→ **Set exercise**
Return all of the entries exactly, with nothing added or left out.
-- start --
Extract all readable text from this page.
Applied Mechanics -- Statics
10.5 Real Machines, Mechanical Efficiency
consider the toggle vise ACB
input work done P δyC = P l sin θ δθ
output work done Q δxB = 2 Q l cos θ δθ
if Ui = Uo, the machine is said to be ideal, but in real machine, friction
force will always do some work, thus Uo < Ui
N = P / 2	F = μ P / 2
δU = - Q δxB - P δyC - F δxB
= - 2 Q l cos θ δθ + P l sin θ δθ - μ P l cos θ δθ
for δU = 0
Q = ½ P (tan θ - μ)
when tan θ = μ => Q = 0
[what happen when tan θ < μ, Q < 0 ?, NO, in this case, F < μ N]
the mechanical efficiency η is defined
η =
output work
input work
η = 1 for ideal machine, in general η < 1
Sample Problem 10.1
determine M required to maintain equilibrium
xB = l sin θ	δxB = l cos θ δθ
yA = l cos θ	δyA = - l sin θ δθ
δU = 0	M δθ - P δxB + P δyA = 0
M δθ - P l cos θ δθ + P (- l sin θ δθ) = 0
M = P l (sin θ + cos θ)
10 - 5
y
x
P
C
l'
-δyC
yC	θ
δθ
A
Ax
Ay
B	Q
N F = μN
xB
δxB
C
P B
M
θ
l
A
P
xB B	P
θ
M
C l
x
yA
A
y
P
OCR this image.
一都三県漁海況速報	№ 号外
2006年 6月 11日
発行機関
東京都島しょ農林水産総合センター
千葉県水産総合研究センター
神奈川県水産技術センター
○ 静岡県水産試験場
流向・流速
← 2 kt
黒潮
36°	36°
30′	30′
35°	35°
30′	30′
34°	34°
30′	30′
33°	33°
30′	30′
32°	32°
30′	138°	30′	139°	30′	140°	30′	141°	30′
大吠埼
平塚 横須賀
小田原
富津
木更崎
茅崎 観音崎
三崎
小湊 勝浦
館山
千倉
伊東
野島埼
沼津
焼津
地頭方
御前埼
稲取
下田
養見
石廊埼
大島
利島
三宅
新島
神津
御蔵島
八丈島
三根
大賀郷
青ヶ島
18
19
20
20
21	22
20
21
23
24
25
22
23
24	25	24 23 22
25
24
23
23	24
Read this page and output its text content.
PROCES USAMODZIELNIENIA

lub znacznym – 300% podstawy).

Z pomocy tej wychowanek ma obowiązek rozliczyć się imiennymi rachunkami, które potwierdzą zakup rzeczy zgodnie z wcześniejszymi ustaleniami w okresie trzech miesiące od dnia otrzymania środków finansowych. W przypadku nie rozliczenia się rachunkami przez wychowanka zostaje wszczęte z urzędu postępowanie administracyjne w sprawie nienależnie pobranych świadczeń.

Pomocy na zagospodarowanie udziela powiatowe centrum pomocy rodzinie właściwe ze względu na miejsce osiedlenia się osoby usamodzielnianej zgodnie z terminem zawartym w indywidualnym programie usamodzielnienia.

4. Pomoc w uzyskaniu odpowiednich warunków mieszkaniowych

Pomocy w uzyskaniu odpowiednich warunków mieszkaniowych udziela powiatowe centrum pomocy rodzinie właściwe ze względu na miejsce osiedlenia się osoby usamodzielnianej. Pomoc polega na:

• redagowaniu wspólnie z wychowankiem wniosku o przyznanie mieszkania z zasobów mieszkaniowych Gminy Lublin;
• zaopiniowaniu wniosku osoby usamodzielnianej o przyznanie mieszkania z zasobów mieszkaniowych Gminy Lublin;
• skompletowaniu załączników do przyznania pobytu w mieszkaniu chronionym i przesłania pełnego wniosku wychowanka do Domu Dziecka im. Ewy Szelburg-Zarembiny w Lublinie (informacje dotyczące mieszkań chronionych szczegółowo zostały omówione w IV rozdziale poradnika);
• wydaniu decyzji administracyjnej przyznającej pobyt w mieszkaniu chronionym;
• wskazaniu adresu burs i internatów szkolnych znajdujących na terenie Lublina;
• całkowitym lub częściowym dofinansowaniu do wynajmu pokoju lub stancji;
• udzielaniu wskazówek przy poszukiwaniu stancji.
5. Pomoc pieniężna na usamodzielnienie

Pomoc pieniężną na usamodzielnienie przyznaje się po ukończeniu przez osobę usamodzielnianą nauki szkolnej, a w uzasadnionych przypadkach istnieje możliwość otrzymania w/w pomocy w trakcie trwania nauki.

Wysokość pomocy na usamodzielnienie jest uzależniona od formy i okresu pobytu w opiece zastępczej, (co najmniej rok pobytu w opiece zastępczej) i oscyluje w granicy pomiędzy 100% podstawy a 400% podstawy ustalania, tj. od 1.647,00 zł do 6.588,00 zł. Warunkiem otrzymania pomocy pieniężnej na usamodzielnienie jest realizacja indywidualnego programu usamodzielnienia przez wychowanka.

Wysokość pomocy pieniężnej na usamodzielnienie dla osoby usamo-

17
-- end --
→ **Result**
Extract all readable text from this page.
Applied Mechanics -- Statics
10.5 Real Machines, Mechanical Efficiency
consider the toggle vise ACB
input work done P δyC = P l sin θ δθ
output work done Q δxB = 2 Q l cos θ δθ
if Ui = Uo, the machine is said to be ideal, but in real machine, friction
force will always do some work, thus Uo < Ui
N = P / 2	F = μ P / 2
δU = - Q δxB - P δyC - F δxB
= - 2 Q l cos θ δθ + P l sin θ δθ - μ P l cos θ δθ
for δU = 0
Q = ½ P (tan θ - μ)
when tan θ = μ => Q = 0
[what happen when tan θ < μ, Q < 0 ?, NO, in this case, F < μ N]
the mechanical efficiency η is defined
η =
output work
input work
η = 1 for ideal machine, in general η < 1
Sample Problem 10.1
determine M required to maintain equilibrium
xB = l sin θ	δxB = l cos θ δθ
yA = l cos θ	δyA = - l sin θ δθ
δU = 0	M δθ - P δxB + P δyA = 0
M δθ - P l cos θ δθ + P (- l sin θ δθ) = 0
M = P l (sin θ + cos θ)
10 - 5
y
x
P
C
l'
-δyC
yC	θ
δθ
A
Ax
Ay
B	Q
N F = μN
xB
δxB
C
P B
M
θ
l
A
P
xB B	P
θ
M
C l
x
yA
A
y
P
OCR this image.
一都三県漁海況速報	№ 号外
2006年 6月 11日
発行機関
東京都島しょ農林水産総合センター
千葉県水産総合研究センター
神奈川県水産技術センター
○ 静岡県水産試験場
流向・流速
← 2 kt
黒潮
36°	36°
30′	30′
35°	35°
30′	30′
34°	34°
30′	30′
33°	33°
30′	30′
32°	32°
30′	138°	30′	139°	30′	140°	30′	141°	30′
大吠埼
平塚 横須賀
小田原
富津
木更崎
茅崎 観音崎
三崎
小湊 勝浦
館山
千倉
伊東
野島埼
沼津
焼津
地頭方
御前埼
稲取
下田
養見
石廊埼
大島
利島
三宅
新島
神津
御蔵島
八丈島
三根
大賀郷
青ヶ島
18
19
20
20
21	22
20
21
23
24
25
22
23
24	25	24 23 22
25
24
23
23	24
Read this page and output its text content.
PROCES USAMODZIELNIENIA

lub znacznym – 300% podstawy).

Z pomocy tej wychowanek ma obowiązek rozliczyć się imiennymi rachunkami, które potwierdzą zakup rzeczy zgodnie z wcześniejszymi ustaleniami w okresie trzech miesiące od dnia otrzymania środków finansowych. W przypadku nie rozliczenia się rachunkami przez wychowanka zostaje wszczęte z urzędu postępowanie administracyjne w sprawie nienależnie pobranych świadczeń.

Pomocy na zagospodarowanie udziela powiatowe centrum pomocy rodzinie właściwe ze względu na miejsce osiedlenia się osoby usamodzielnianej zgodnie z terminem zawartym w indywidualnym programie usamodzielnienia.

4. Pomoc w uzyskaniu odpowiednich warunków mieszkaniowych

Pomocy w uzyskaniu odpowiednich warunków mieszkaniowych udziela powiatowe centrum pomocy rodzinie właściwe ze względu na miejsce osiedlenia się osoby usamodzielnianej. Pomoc polega na:

• redagowaniu wspólnie z wychowankiem wniosku o przyznanie mieszkania z zasobów mieszkaniowych Gminy Lublin;
• zaopiniowaniu wniosku osoby usamodzielnianej o przyznanie mieszkania z zasobów mieszkaniowych Gminy Lublin;
• skompletowaniu załączników do przyznania pobytu w mieszkaniu chronionym i przesłania pełnego wniosku wychowanka do Domu Dziecka im. Ewy Szelburg-Zarembiny w Lublinie (informacje dotyczące mieszkań chronionych szczegółowo zostały omówione w IV rozdziale poradnika);
• wydaniu decyzji administracyjnej przyznającej pobyt w mieszkaniu chronionym;
• wskazaniu adresu burs i internatów szkolnych znajdujących na terenie Lublina;
• całkowitym lub częściowym dofinansowaniu do wynajmu pokoju lub stancji;
• udzielaniu wskazówek przy poszukiwaniu stancji.
5. Pomoc pieniężna na usamodzielnienie

Pomoc pieniężną na usamodzielnienie przyznaje się po ukończeniu przez osobę usamodzielnianą nauki szkolnej, a w uzasadnionych przypadkach istnieje możliwość otrzymania w/w pomocy w trakcie trwania nauki.

Wysokość pomocy na usamodzielnienie jest uzależniona od formy i okresu pobytu w opiece zastępczej, (co najmniej rok pobytu w opiece zastępczej) i oscyluje w granicy pomiędzy 100% podstawy a 400% podstawy ustalania, tj. od 1.647,00 zł do 6.588,00 zł. Warunkiem otrzymania pomocy pieniężnej na usamodzielnienie jest realizacja indywidualnego programu usamodzielnienia przez wychowanka.

Wysokość pomocy pieniężnej na usamodzielnienie dla osoby usamo-

17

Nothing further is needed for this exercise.